Source data:

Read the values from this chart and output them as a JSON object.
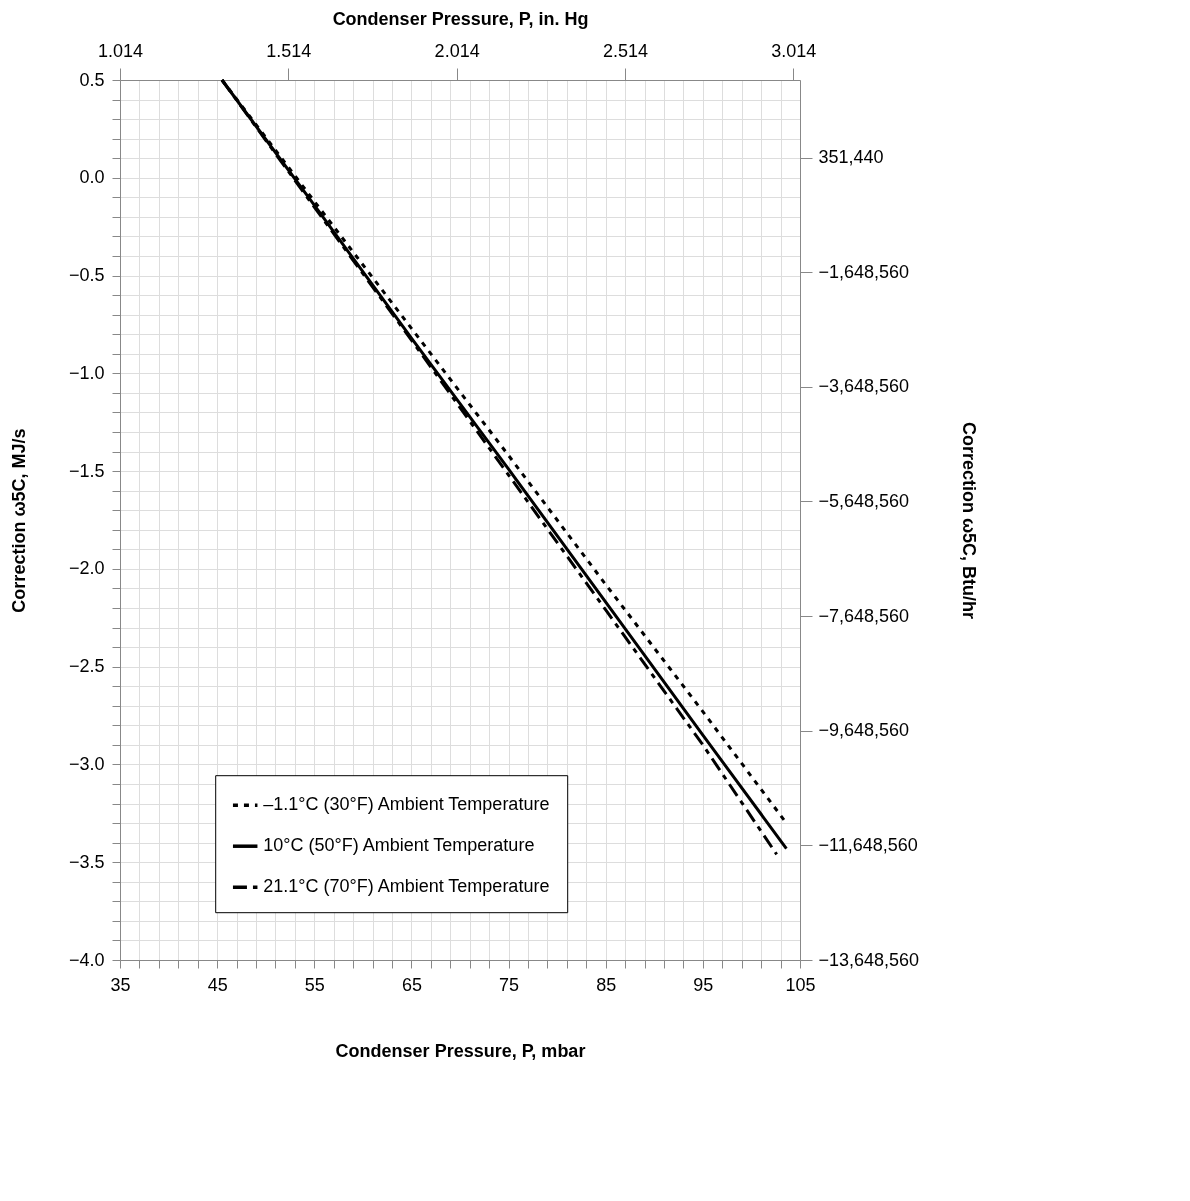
{
  "chart_data": {
    "type": "line",
    "xlabel": "Condenser Pressure, P, mbar",
    "x2label": "Condenser Pressure, P, in. Hg",
    "ylabel": "Correction ω5C, MJ/s",
    "y2label": "Correction ω5C, Btu/hr",
    "x": [
      45.5,
      55,
      65,
      75,
      85,
      95,
      103.6
    ],
    "series": [
      {
        "name": "–1.1°C (30°F) Ambient Temperature",
        "color": "#000000",
        "line_style": "dotted",
        "values": [
          0.5,
          -0.12,
          -0.77,
          -1.42,
          -2.08,
          -2.73,
          -3.3
        ]
      },
      {
        "name": "10°C (50°F) Ambient Temperature",
        "color": "#000000",
        "line_style": "solid",
        "values": [
          0.5,
          -0.14,
          -0.82,
          -1.49,
          -2.17,
          -2.85,
          -3.43
        ]
      },
      {
        "name": "21.1°C (70°F) Ambient Temperature",
        "color": "#000000",
        "line_style": "dashed",
        "x": [
          45.5,
          55,
          65,
          75,
          85,
          95,
          102.6
        ],
        "values": [
          0.5,
          -0.15,
          -0.83,
          -1.52,
          -2.21,
          -2.9,
          -3.46
        ]
      }
    ],
    "xlim": [
      35,
      105
    ],
    "xticks": [
      35,
      {
        "value": 37,
        "label": null
      },
      {
        "value": 39,
        "label": null
      },
      {
        "value": 41,
        "label": null
      },
      {
        "value": 43,
        "label": null
      },
      45,
      {
        "value": 47,
        "label": null
      },
      {
        "value": 49,
        "label": null
      },
      {
        "value": 51,
        "label": null
      },
      {
        "value": 53,
        "label": null
      },
      55,
      {
        "value": 57,
        "label": null
      },
      {
        "value": 59,
        "label": null
      },
      {
        "value": 61,
        "label": null
      },
      {
        "value": 63,
        "label": null
      },
      65,
      {
        "value": 67,
        "label": null
      },
      {
        "value": 69,
        "label": null
      },
      {
        "value": 71,
        "label": null
      },
      {
        "value": 73,
        "label": null
      },
      75,
      {
        "value": 77,
        "label": null
      },
      {
        "value": 79,
        "label": null
      },
      {
        "value": 81,
        "label": null
      },
      {
        "value": 83,
        "label": null
      },
      85,
      {
        "value": 87,
        "label": null
      },
      {
        "value": 89,
        "label": null
      },
      {
        "value": 91,
        "label": null
      },
      {
        "value": 93,
        "label": null
      },
      95,
      {
        "value": 97,
        "label": null
      },
      {
        "value": 99,
        "label": null
      },
      {
        "value": 101,
        "label": null
      },
      {
        "value": 103,
        "label": null
      },
      105
    ],
    "x2lim": [
      1.014,
      3.034
    ],
    "x2ticks": [
      1.014,
      1.514,
      2.014,
      2.514,
      3.014
    ],
    "ylim": [
      -4.0,
      0.5
    ],
    "yticks": [
      {
        "value": 0.5,
        "label": "0.5"
      },
      {
        "value": 0.4,
        "label": null
      },
      {
        "value": 0.3,
        "label": null
      },
      {
        "value": 0.2,
        "label": null
      },
      {
        "value": 0.1,
        "label": null
      },
      {
        "value": 0,
        "label": "0.0"
      },
      {
        "value": -0.1,
        "label": null
      },
      {
        "value": -0.2,
        "label": null
      },
      {
        "value": -0.3,
        "label": null
      },
      {
        "value": -0.4,
        "label": null
      },
      {
        "value": -0.5,
        "label": "−0.5"
      },
      {
        "value": -0.6,
        "label": null
      },
      {
        "value": -0.7,
        "label": null
      },
      {
        "value": -0.8,
        "label": null
      },
      {
        "value": -0.9,
        "label": null
      },
      {
        "value": -1.0,
        "label": "−1.0"
      },
      {
        "value": -1.1,
        "label": null
      },
      {
        "value": -1.2,
        "label": null
      },
      {
        "value": -1.3,
        "label": null
      },
      {
        "value": -1.4,
        "label": null
      },
      {
        "value": -1.5,
        "label": "−1.5"
      },
      {
        "value": -1.6,
        "label": null
      },
      {
        "value": -1.7,
        "label": null
      },
      {
        "value": -1.8,
        "label": null
      },
      {
        "value": -1.9,
        "label": null
      },
      {
        "value": -2.0,
        "label": "−2.0"
      },
      {
        "value": -2.1,
        "label": null
      },
      {
        "value": -2.2,
        "label": null
      },
      {
        "value": -2.3,
        "label": null
      },
      {
        "value": -2.4,
        "label": null
      },
      {
        "value": -2.5,
        "label": "−2.5"
      },
      {
        "value": -2.6,
        "label": null
      },
      {
        "value": -2.7,
        "label": null
      },
      {
        "value": -2.8,
        "label": null
      },
      {
        "value": -2.9,
        "label": null
      },
      {
        "value": -3.0,
        "label": "−3.0"
      },
      {
        "value": -3.1,
        "label": null
      },
      {
        "value": -3.2,
        "label": null
      },
      {
        "value": -3.3,
        "label": null
      },
      {
        "value": -3.4,
        "label": null
      },
      {
        "value": -3.5,
        "label": "−3.5"
      },
      {
        "value": -3.6,
        "label": null
      },
      {
        "value": -3.7,
        "label": null
      },
      {
        "value": -3.8,
        "label": null
      },
      {
        "value": -3.9,
        "label": null
      },
      {
        "value": -4.0,
        "label": "−4.0"
      }
    ],
    "y2lim": [
      -13648560,
      1705770
    ],
    "y2ticks": [
      {
        "value": 351440,
        "label": "351,440"
      },
      {
        "value": -1648560,
        "label": "−1,648,560"
      },
      {
        "value": -3648560,
        "label": "−3,648,560"
      },
      {
        "value": -5648560,
        "label": "−5,648,560"
      },
      {
        "value": -7648560,
        "label": "−7,648,560"
      },
      {
        "value": -9648560,
        "label": "−9,648,560"
      },
      {
        "value": -11648560,
        "label": "−11,648,560"
      },
      {
        "value": -13648560,
        "label": "−13,648,560"
      }
    ],
    "grid": true,
    "legend": "bottom",
    "marker": "none"
  }
}
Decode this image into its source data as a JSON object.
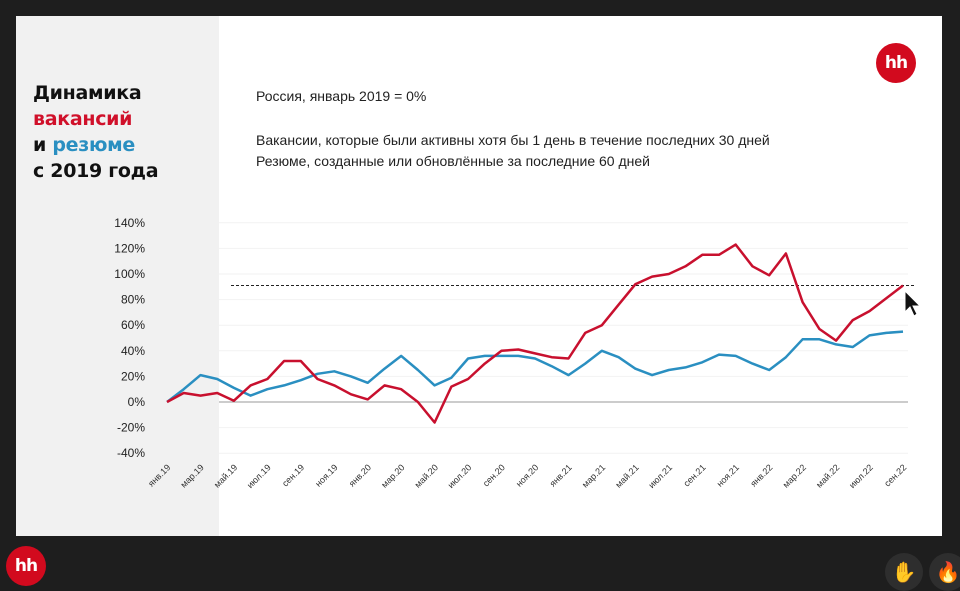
{
  "slide": {
    "title_line1": "Динамика",
    "title_line2": "вакансий",
    "title_line3_a": "и ",
    "title_line3_b": "резюме",
    "title_line4": "с 2019 года",
    "subtitle": "Россия, январь 2019 = 0%",
    "desc_line1": "Вакансии, которые были активны хотя бы 1 день в течение последних 30 дней",
    "desc_line2": "Резюме, созданные или обновлённые за последние 60 дней",
    "logo_text": "hh"
  },
  "footer": {
    "logo_text": "hh",
    "hand_icon": "✋",
    "fire_icon": "🔥"
  },
  "colors": {
    "vacancies": "#c8102e",
    "resumes": "#2a8fc1",
    "brand": "#d20a1e"
  },
  "chart_data": {
    "type": "line",
    "title": "Динамика вакансий и резюме с 2019 года",
    "subtitle": "Россия, январь 2019 = 0%",
    "xlabel": "",
    "ylabel": "",
    "ylim": [
      -40,
      140
    ],
    "yticks": [
      "140%",
      "120%",
      "100%",
      "80%",
      "60%",
      "40%",
      "20%",
      "0%",
      "-20%",
      "-40%"
    ],
    "ytick_values": [
      140,
      120,
      100,
      80,
      60,
      40,
      20,
      0,
      -20,
      -40
    ],
    "x": [
      "янв.19",
      "фев.19",
      "мар.19",
      "апр.19",
      "май.19",
      "июн.19",
      "июл.19",
      "авг.19",
      "сен.19",
      "окт.19",
      "ноя.19",
      "дек.19",
      "янв.20",
      "фев.20",
      "мар.20",
      "апр.20",
      "май.20",
      "июн.20",
      "июл.20",
      "авг.20",
      "сен.20",
      "окт.20",
      "ноя.20",
      "дек.20",
      "янв.21",
      "фев.21",
      "мар.21",
      "апр.21",
      "май.21",
      "июн.21",
      "июл.21",
      "авг.21",
      "сен.21",
      "окт.21",
      "ноя.21",
      "дек.21",
      "янв.22",
      "фев.22",
      "мар.22",
      "апр.22",
      "май.22",
      "июн.22",
      "июл.22",
      "авг.22",
      "сен.22"
    ],
    "xtick_labels": [
      "янв.19",
      "мар.19",
      "май.19",
      "июл.19",
      "сен.19",
      "ноя.19",
      "янв.20",
      "мар.20",
      "май.20",
      "июл.20",
      "сен.20",
      "ноя.20",
      "янв.21",
      "мар.21",
      "май.21",
      "июл.21",
      "сен.21",
      "ноя.21",
      "янв.22",
      "мар.22",
      "май.22",
      "июл.22",
      "сен.22"
    ],
    "series": [
      {
        "name": "Вакансии",
        "values": [
          0,
          7,
          5,
          7,
          1,
          13,
          18,
          32,
          32,
          18,
          13,
          6,
          2,
          13,
          10,
          0,
          -16,
          12,
          18,
          30,
          40,
          41,
          38,
          35,
          34,
          54,
          60,
          76,
          92,
          98,
          100,
          106,
          115,
          115,
          123,
          106,
          99,
          116,
          78,
          57,
          48,
          64,
          71,
          81,
          91
        ]
      },
      {
        "name": "Резюме",
        "values": [
          0,
          10,
          21,
          18,
          11,
          5,
          10,
          13,
          17,
          22,
          24,
          20,
          15,
          26,
          36,
          25,
          13,
          19,
          34,
          36,
          36,
          36,
          34,
          28,
          21,
          30,
          40,
          35,
          26,
          21,
          25,
          27,
          31,
          37,
          36,
          30,
          25,
          35,
          49,
          49,
          45,
          43,
          52,
          54,
          55
        ]
      }
    ],
    "reference_line": {
      "value": 91,
      "style": "dashed"
    },
    "grid": true,
    "legend": "none"
  }
}
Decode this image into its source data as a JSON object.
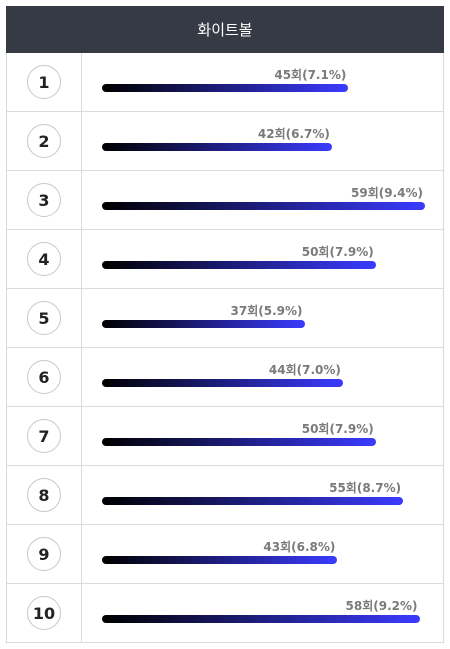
{
  "header": {
    "title": "화이트볼"
  },
  "colors": {
    "header_bg": "#363a45",
    "bar_start": "#000000",
    "bar_end": "#3b3bff",
    "label": "#7a7a7a"
  },
  "chart_data": {
    "type": "bar",
    "orientation": "horizontal",
    "title": "화이트볼",
    "categories": [
      "1",
      "2",
      "3",
      "4",
      "5",
      "6",
      "7",
      "8",
      "9",
      "10"
    ],
    "values": [
      45,
      42,
      59,
      50,
      37,
      44,
      50,
      55,
      43,
      58
    ],
    "percents": [
      "7.1%",
      "6.7%",
      "9.4%",
      "7.9%",
      "5.9%",
      "7.0%",
      "7.9%",
      "8.7%",
      "6.8%",
      "9.2%"
    ],
    "labels": [
      "45회(7.1%)",
      "42회(6.7%)",
      "59회(9.4%)",
      "50회(7.9%)",
      "37회(5.9%)",
      "44회(7.0%)",
      "50회(7.9%)",
      "55회(8.7%)",
      "43회(6.8%)",
      "58회(9.2%)"
    ],
    "xlim": [
      0,
      59
    ],
    "grid": false,
    "legend": "none"
  }
}
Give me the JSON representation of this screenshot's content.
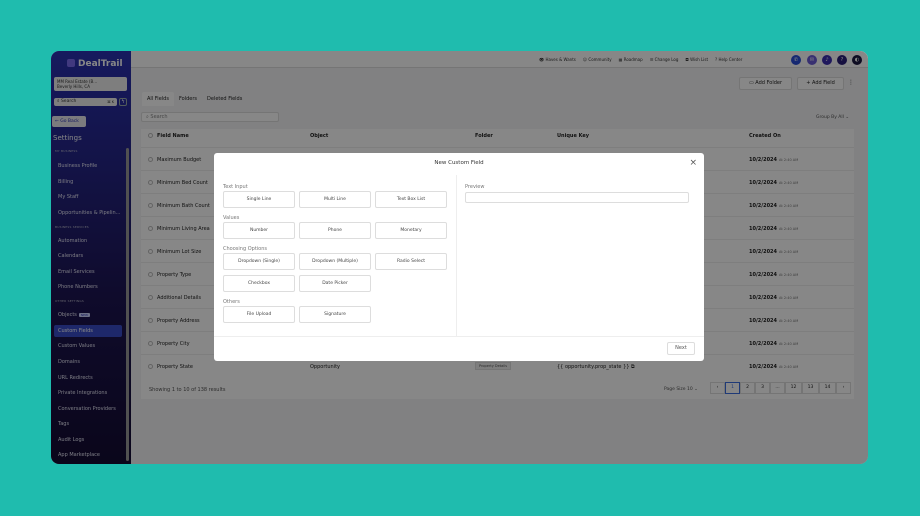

PROBLEM STATEMENT:
Select all lines in the listing that include the word "name".

OUTPUT FOR THIS TASK:
        "name": "–1.1°C (30°F) Ambient Temperature",
        "name": "10°C (50°F) Ambient Temperature",
        "name": "21.1°C (70°F) Ambient Temperature",
        "name": "Вакансии",
        "name": "Резюме",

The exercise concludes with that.